Start Provided records

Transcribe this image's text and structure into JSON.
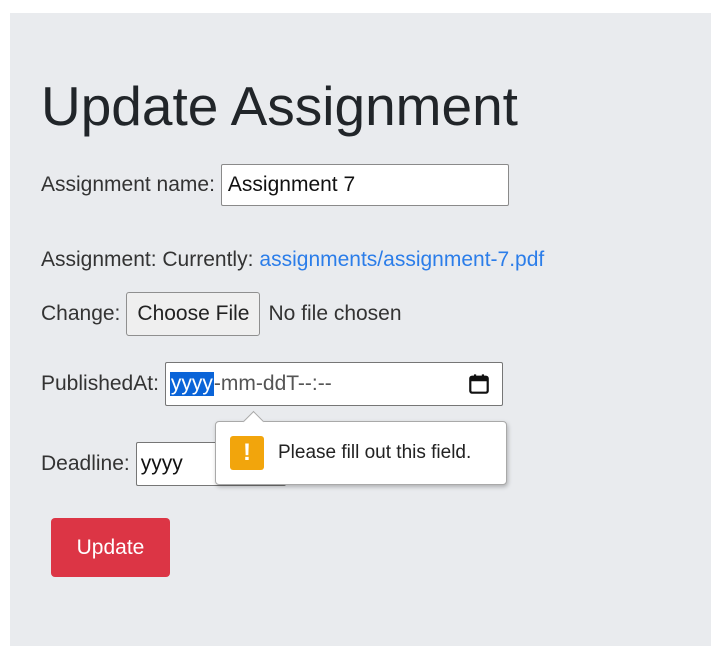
{
  "page": {
    "title": "Update Assignment"
  },
  "form": {
    "name_label": "Assignment name:",
    "name_value": "Assignment 7",
    "assignment_label": "Assignment: Currently:",
    "assignment_link": "assignments/assignment-7.pdf",
    "change_label": "Change:",
    "choose_file_label": "Choose File",
    "no_file_text": "No file chosen",
    "published_label": "PublishedAt:",
    "published_year_segment": "yyyy",
    "published_rest": "-mm-ddT--:--",
    "deadline_label": "Deadline:",
    "deadline_value": "yyyy",
    "submit_label": "Update"
  },
  "validation": {
    "message": "Please fill out this field.",
    "icon_glyph": "!"
  },
  "icons": {
    "calendar": "calendar-icon",
    "warning": "warning-icon"
  },
  "colors": {
    "panel_bg": "#e9ebee",
    "link": "#2b7de9",
    "danger": "#dc3545",
    "selection": "#0a64d8",
    "warning": "#f2a50c"
  }
}
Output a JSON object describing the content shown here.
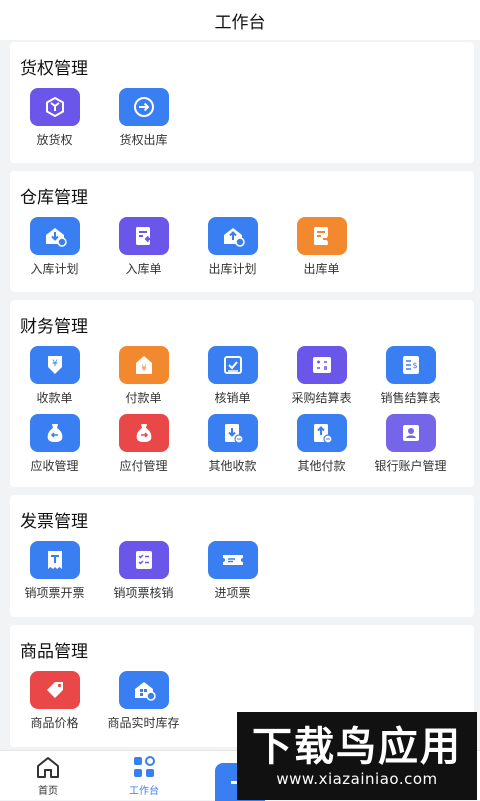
{
  "header": {
    "title": "工作台"
  },
  "sections": {
    "goods_right": {
      "title": "货权管理",
      "items": [
        {
          "label": "放货权",
          "icon": "cube-icon",
          "color": "#6a56e8"
        },
        {
          "label": "货权出库",
          "icon": "arrow-right-icon",
          "color": "#3a7ff1"
        }
      ]
    },
    "warehouse": {
      "title": "仓库管理",
      "items": [
        {
          "label": "入库计划",
          "icon": "warehouse-in-plan-icon",
          "color": "#3a7ff1"
        },
        {
          "label": "入库单",
          "icon": "inbound-form-icon",
          "color": "#6a56e8"
        },
        {
          "label": "出库计划",
          "icon": "warehouse-out-plan-icon",
          "color": "#3a7ff1"
        },
        {
          "label": "出库单",
          "icon": "outbound-form-icon",
          "color": "#f2892e"
        }
      ]
    },
    "finance": {
      "title": "财务管理",
      "items": [
        {
          "label": "收款单",
          "icon": "receipt-yuan-icon",
          "color": "#3a7ff1"
        },
        {
          "label": "付款单",
          "icon": "payment-yuan-icon",
          "color": "#f2892e"
        },
        {
          "label": "核销单",
          "icon": "writeoff-icon",
          "color": "#3a7ff1"
        },
        {
          "label": "采购结算表",
          "icon": "calculator-icon",
          "color": "#6a56e8"
        },
        {
          "label": "销售结算表",
          "icon": "sales-statement-icon",
          "color": "#3a7ff1"
        },
        {
          "label": "应收管理",
          "icon": "receivable-bag-icon",
          "color": "#3a7ff1"
        },
        {
          "label": "应付管理",
          "icon": "payable-bag-icon",
          "color": "#ea4848"
        },
        {
          "label": "其他收款",
          "icon": "other-receipt-icon",
          "color": "#3a7ff1"
        },
        {
          "label": "其他付款",
          "icon": "other-payment-icon",
          "color": "#3a7ff1"
        },
        {
          "label": "银行账户管理",
          "icon": "bank-account-icon",
          "color": "#7565e8"
        }
      ]
    },
    "invoice": {
      "title": "发票管理",
      "items": [
        {
          "label": "销项票开票",
          "icon": "invoice-issue-icon",
          "color": "#3a7ff1"
        },
        {
          "label": "销项票核销",
          "icon": "invoice-checklist-icon",
          "color": "#6a56e8"
        },
        {
          "label": "进项票",
          "icon": "ticket-icon",
          "color": "#3a7ff1"
        }
      ]
    },
    "goods": {
      "title": "商品管理",
      "items": [
        {
          "label": "商品价格",
          "icon": "price-tag-icon",
          "color": "#ea4848"
        },
        {
          "label": "商品实时库存",
          "icon": "realtime-stock-icon",
          "color": "#3a7ff1"
        }
      ]
    }
  },
  "tabbar": {
    "home": {
      "label": "首页",
      "icon": "home-icon",
      "color": "#333333"
    },
    "workbench": {
      "label": "工作台",
      "icon": "grid-icon",
      "color": "#3a7ff1"
    },
    "fab": {
      "icon": "minus-icon",
      "color": "#3a7ff1"
    }
  },
  "watermark": {
    "big": "下载鸟应用",
    "url": "www.xiazainiao.com"
  }
}
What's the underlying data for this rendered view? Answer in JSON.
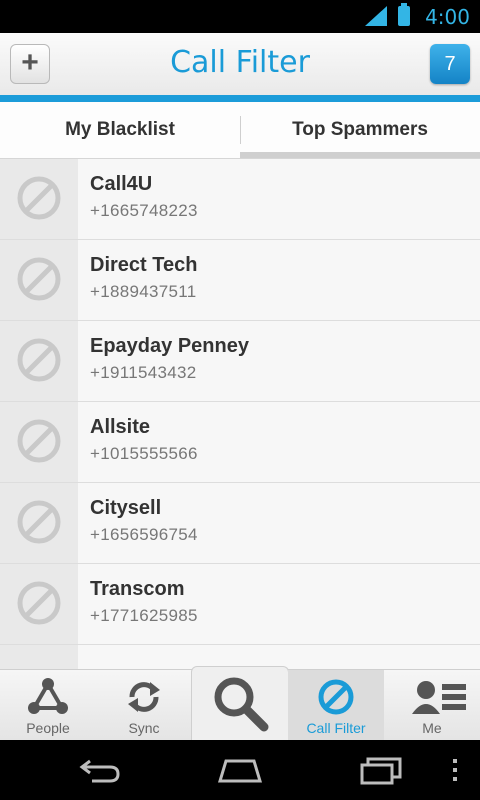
{
  "status_bar": {
    "time": "4:00"
  },
  "header": {
    "title": "Call Filter",
    "add_label": "+",
    "badge_count": "7"
  },
  "tabs": [
    {
      "label": "My Blacklist",
      "selected": false
    },
    {
      "label": "Top Spammers",
      "selected": true
    }
  ],
  "list": [
    {
      "name": "Call4U",
      "phone": "+1665748223"
    },
    {
      "name": "Direct Tech",
      "phone": "+1889437511"
    },
    {
      "name": "Epayday Penney",
      "phone": "+1911543432"
    },
    {
      "name": "Allsite",
      "phone": "+1015555566"
    },
    {
      "name": "Citysell",
      "phone": "+1656596754"
    },
    {
      "name": "Transcom",
      "phone": "+1771625985"
    }
  ],
  "bottom_nav": [
    {
      "label": "People",
      "icon": "people-network-icon"
    },
    {
      "label": "Sync",
      "icon": "sync-icon"
    },
    {
      "label": "",
      "icon": "search-icon"
    },
    {
      "label": "Call Filter",
      "icon": "block-icon",
      "active": true
    },
    {
      "label": "Me",
      "icon": "profile-icon"
    }
  ],
  "colors": {
    "accent": "#1a9bd7",
    "status_icons": "#33b5e5"
  }
}
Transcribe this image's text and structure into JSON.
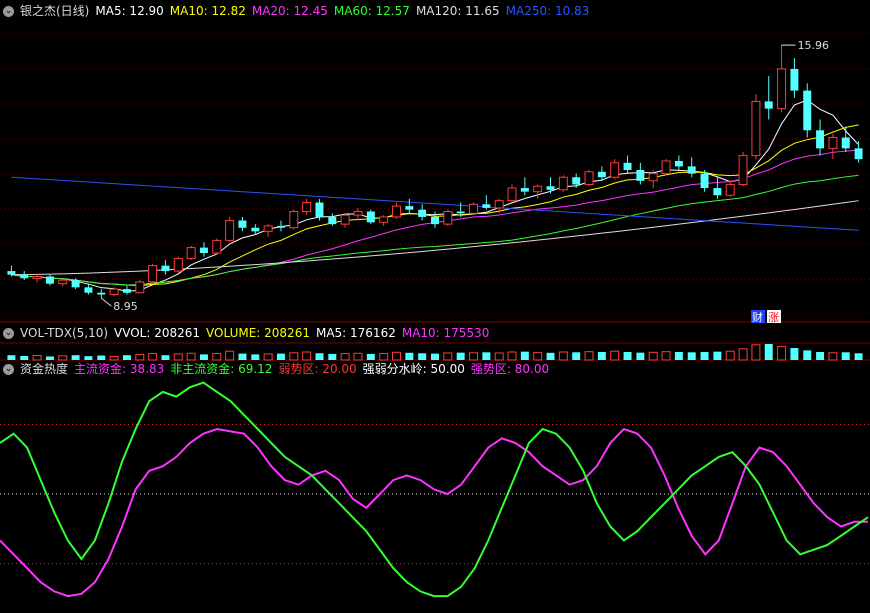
{
  "price_legend": {
    "title": "银之杰(日线)",
    "items": [
      {
        "label": "MA5: 12.90",
        "color": "#ffffff"
      },
      {
        "label": "MA10: 12.82",
        "color": "#ffff00"
      },
      {
        "label": "MA20: 12.45",
        "color": "#ff33ff"
      },
      {
        "label": "MA60: 12.57",
        "color": "#33ff33"
      },
      {
        "label": "MA120: 11.65",
        "color": "#dddddd"
      },
      {
        "label": "MA250: 10.83",
        "color": "#2a52ff"
      }
    ]
  },
  "volume_legend": {
    "title": "VOL-TDX(5,10)",
    "items": [
      {
        "label": "VVOL: 208261",
        "color": "#ffffff"
      },
      {
        "label": "VOLUME: 208261",
        "color": "#ffff00"
      },
      {
        "label": "MA5: 176162",
        "color": "#ffffff"
      },
      {
        "label": "MA10: 175530",
        "color": "#ff33ff"
      }
    ]
  },
  "indicator_legend": {
    "title": "资金热度",
    "items": [
      {
        "label": "主流资金: 38.83",
        "color": "#ff33ff"
      },
      {
        "label": "非主流资金: 69.12",
        "color": "#33ff33"
      },
      {
        "label": "弱势区: 20.00",
        "color": "#ff3333"
      },
      {
        "label": "强弱分水岭: 50.00",
        "color": "#ffffff"
      },
      {
        "label": "强势区: 80.00",
        "color": "#ff33ff"
      }
    ]
  },
  "markers": {
    "high_label": "15.96",
    "low_label": "8.95",
    "badge_left": "财",
    "badge_right": "涨"
  },
  "chart_data": {
    "type": "candlestick",
    "price_range": [
      8.4,
      16.6
    ],
    "high": 15.96,
    "low": 8.95,
    "ohlc": [
      [
        9.7,
        9.85,
        9.55,
        9.6
      ],
      [
        9.6,
        9.7,
        9.45,
        9.5
      ],
      [
        9.5,
        9.62,
        9.38,
        9.55
      ],
      [
        9.55,
        9.6,
        9.3,
        9.35
      ],
      [
        9.35,
        9.5,
        9.28,
        9.45
      ],
      [
        9.45,
        9.5,
        9.2,
        9.25
      ],
      [
        9.25,
        9.35,
        9.05,
        9.1
      ],
      [
        9.1,
        9.2,
        8.95,
        9.05
      ],
      [
        9.05,
        9.25,
        9.0,
        9.2
      ],
      [
        9.2,
        9.3,
        9.05,
        9.1
      ],
      [
        9.1,
        9.45,
        9.08,
        9.4
      ],
      [
        9.4,
        9.9,
        9.35,
        9.85
      ],
      [
        9.85,
        10.0,
        9.6,
        9.7
      ],
      [
        9.7,
        10.1,
        9.65,
        10.05
      ],
      [
        10.05,
        10.4,
        10.0,
        10.35
      ],
      [
        10.35,
        10.5,
        10.1,
        10.2
      ],
      [
        10.2,
        10.6,
        10.15,
        10.55
      ],
      [
        10.55,
        11.2,
        10.5,
        11.1
      ],
      [
        11.1,
        11.2,
        10.8,
        10.9
      ],
      [
        10.9,
        11.0,
        10.7,
        10.8
      ],
      [
        10.8,
        11.0,
        10.65,
        10.95
      ],
      [
        10.95,
        11.1,
        10.8,
        10.9
      ],
      [
        10.9,
        11.4,
        10.85,
        11.35
      ],
      [
        11.35,
        11.7,
        11.25,
        11.6
      ],
      [
        11.6,
        11.7,
        11.1,
        11.2
      ],
      [
        11.2,
        11.3,
        10.95,
        11.0
      ],
      [
        11.0,
        11.3,
        10.9,
        11.25
      ],
      [
        11.25,
        11.45,
        11.1,
        11.35
      ],
      [
        11.35,
        11.4,
        11.0,
        11.05
      ],
      [
        11.05,
        11.25,
        10.95,
        11.2
      ],
      [
        11.2,
        11.6,
        11.15,
        11.5
      ],
      [
        11.5,
        11.7,
        11.3,
        11.4
      ],
      [
        11.4,
        11.55,
        11.1,
        11.2
      ],
      [
        11.2,
        11.35,
        10.9,
        11.0
      ],
      [
        11.0,
        11.4,
        10.95,
        11.35
      ],
      [
        11.35,
        11.6,
        11.2,
        11.3
      ],
      [
        11.3,
        11.6,
        11.25,
        11.55
      ],
      [
        11.55,
        11.8,
        11.4,
        11.45
      ],
      [
        11.45,
        11.7,
        11.3,
        11.65
      ],
      [
        11.65,
        12.1,
        11.6,
        12.0
      ],
      [
        12.0,
        12.3,
        11.8,
        11.9
      ],
      [
        11.9,
        12.1,
        11.7,
        12.05
      ],
      [
        12.05,
        12.3,
        11.85,
        11.95
      ],
      [
        11.95,
        12.35,
        11.9,
        12.3
      ],
      [
        12.3,
        12.4,
        12.0,
        12.1
      ],
      [
        12.1,
        12.5,
        12.05,
        12.45
      ],
      [
        12.45,
        12.6,
        12.2,
        12.3
      ],
      [
        12.3,
        12.8,
        12.25,
        12.7
      ],
      [
        12.7,
        12.9,
        12.4,
        12.5
      ],
      [
        12.5,
        12.7,
        12.1,
        12.2
      ],
      [
        12.2,
        12.5,
        12.0,
        12.4
      ],
      [
        12.4,
        12.8,
        12.35,
        12.75
      ],
      [
        12.75,
        12.9,
        12.5,
        12.6
      ],
      [
        12.6,
        12.85,
        12.3,
        12.4
      ],
      [
        12.4,
        12.5,
        11.9,
        12.0
      ],
      [
        12.0,
        12.3,
        11.7,
        11.8
      ],
      [
        11.8,
        12.2,
        11.75,
        12.1
      ],
      [
        12.1,
        13.0,
        12.05,
        12.9
      ],
      [
        12.9,
        14.6,
        12.8,
        14.4
      ],
      [
        14.4,
        15.1,
        13.9,
        14.2
      ],
      [
        14.2,
        15.96,
        14.1,
        15.3
      ],
      [
        15.3,
        15.6,
        14.5,
        14.7
      ],
      [
        14.7,
        14.9,
        13.4,
        13.6
      ],
      [
        13.6,
        13.9,
        12.9,
        13.1
      ],
      [
        13.1,
        13.5,
        12.8,
        13.4
      ],
      [
        13.4,
        13.7,
        13.0,
        13.1
      ],
      [
        13.1,
        13.3,
        12.7,
        12.8
      ]
    ],
    "ma_end_values": {
      "MA5": 12.9,
      "MA10": 12.82,
      "MA20": 12.45,
      "MA60": 12.57,
      "MA120": 11.65,
      "MA250": 10.83
    },
    "indicator": {
      "range": [
        0,
        100
      ],
      "levels": [
        20,
        50,
        80
      ],
      "series": [
        {
          "name": "主流资金",
          "color": "#ff33ff",
          "values": [
            30,
            24,
            18,
            12,
            8,
            6,
            7,
            12,
            22,
            36,
            52,
            60,
            62,
            66,
            72,
            76,
            78,
            77,
            76,
            70,
            62,
            56,
            54,
            58,
            60,
            56,
            48,
            44,
            50,
            56,
            58,
            56,
            52,
            50,
            54,
            62,
            70,
            74,
            72,
            68,
            62,
            58,
            54,
            56,
            62,
            72,
            78,
            76,
            70,
            58,
            44,
            32,
            24,
            30,
            46,
            62,
            70,
            68,
            62,
            54,
            46,
            40,
            36,
            38,
            38
          ]
        },
        {
          "name": "非主流资金",
          "color": "#33ff33",
          "values": [
            72,
            76,
            70,
            56,
            42,
            30,
            22,
            30,
            46,
            64,
            78,
            90,
            94,
            92,
            96,
            98,
            94,
            90,
            84,
            78,
            72,
            66,
            62,
            58,
            52,
            46,
            40,
            34,
            26,
            18,
            12,
            8,
            6,
            6,
            10,
            18,
            30,
            44,
            58,
            72,
            78,
            76,
            70,
            60,
            46,
            36,
            30,
            34,
            40,
            46,
            52,
            58,
            62,
            66,
            68,
            62,
            54,
            42,
            30,
            24,
            26,
            28,
            32,
            36,
            40
          ]
        }
      ]
    },
    "volume": [
      0.3,
      0.25,
      0.28,
      0.22,
      0.26,
      0.3,
      0.24,
      0.28,
      0.22,
      0.3,
      0.35,
      0.4,
      0.3,
      0.38,
      0.42,
      0.35,
      0.4,
      0.55,
      0.4,
      0.35,
      0.38,
      0.4,
      0.45,
      0.5,
      0.42,
      0.38,
      0.4,
      0.42,
      0.38,
      0.4,
      0.48,
      0.45,
      0.42,
      0.4,
      0.44,
      0.46,
      0.45,
      0.48,
      0.44,
      0.5,
      0.52,
      0.46,
      0.45,
      0.5,
      0.48,
      0.52,
      0.5,
      0.55,
      0.5,
      0.46,
      0.48,
      0.52,
      0.5,
      0.48,
      0.5,
      0.52,
      0.55,
      0.7,
      0.95,
      1.0,
      0.85,
      0.75,
      0.6,
      0.5,
      0.45,
      0.48,
      0.42
    ]
  }
}
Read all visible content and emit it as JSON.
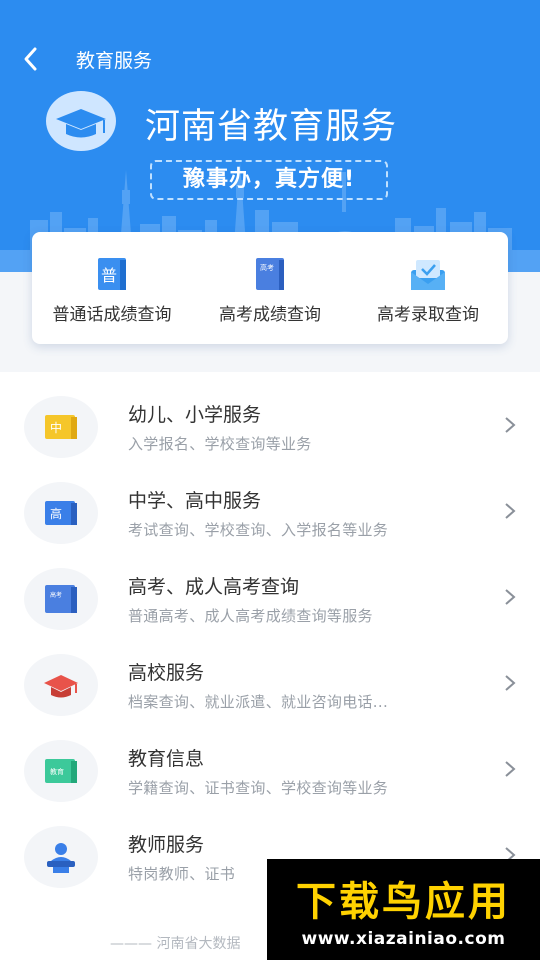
{
  "header": {
    "nav_title": "教育服务",
    "hero_title": "河南省教育服务",
    "slogan": "豫事办，真方便!"
  },
  "quick_actions": [
    {
      "label": "普通话成绩查询",
      "icon": "putonghua-book-icon",
      "glyph": "普"
    },
    {
      "label": "高考成绩查询",
      "icon": "gaokao-book-icon",
      "glyph": "高考"
    },
    {
      "label": "高考录取查询",
      "icon": "admission-mail-icon"
    }
  ],
  "services": [
    {
      "title": "幼儿、小学服务",
      "subtitle": "入学报名、学校查询等业务",
      "icon": "primary-school-book-icon",
      "glyph": "中"
    },
    {
      "title": "中学、高中服务",
      "subtitle": "考试查询、学校查询、入学报名等业务",
      "icon": "high-school-book-icon",
      "glyph": "高"
    },
    {
      "title": "高考、成人高考查询",
      "subtitle": "普通高考、成人高考成绩查询等服务",
      "icon": "gaokao-book-icon",
      "glyph": "高考"
    },
    {
      "title": "高校服务",
      "subtitle": "档案查询、就业派遣、就业咨询电话...",
      "icon": "graduation-cap-icon"
    },
    {
      "title": "教育信息",
      "subtitle": "学籍查询、证书查询、学校查询等业务",
      "icon": "education-book-icon",
      "glyph": "教育"
    },
    {
      "title": "教师服务",
      "subtitle": "特岗教师、证书",
      "icon": "teacher-lectern-icon"
    }
  ],
  "footer": {
    "note": "——— 河南省大数据"
  },
  "watermark": {
    "title": "下载鸟应用",
    "url": "www.xiazainiao.com"
  },
  "colors": {
    "brand_blue": "#2c8cf0",
    "watermark_yellow": "#ffd200"
  }
}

End Provided records

__What you should do__:
From the listing above, pick out each line where the word "yyyy" appears.

__The response__:
    "published_year_segment": "yyyy",
    "deadline_value": "yyyy",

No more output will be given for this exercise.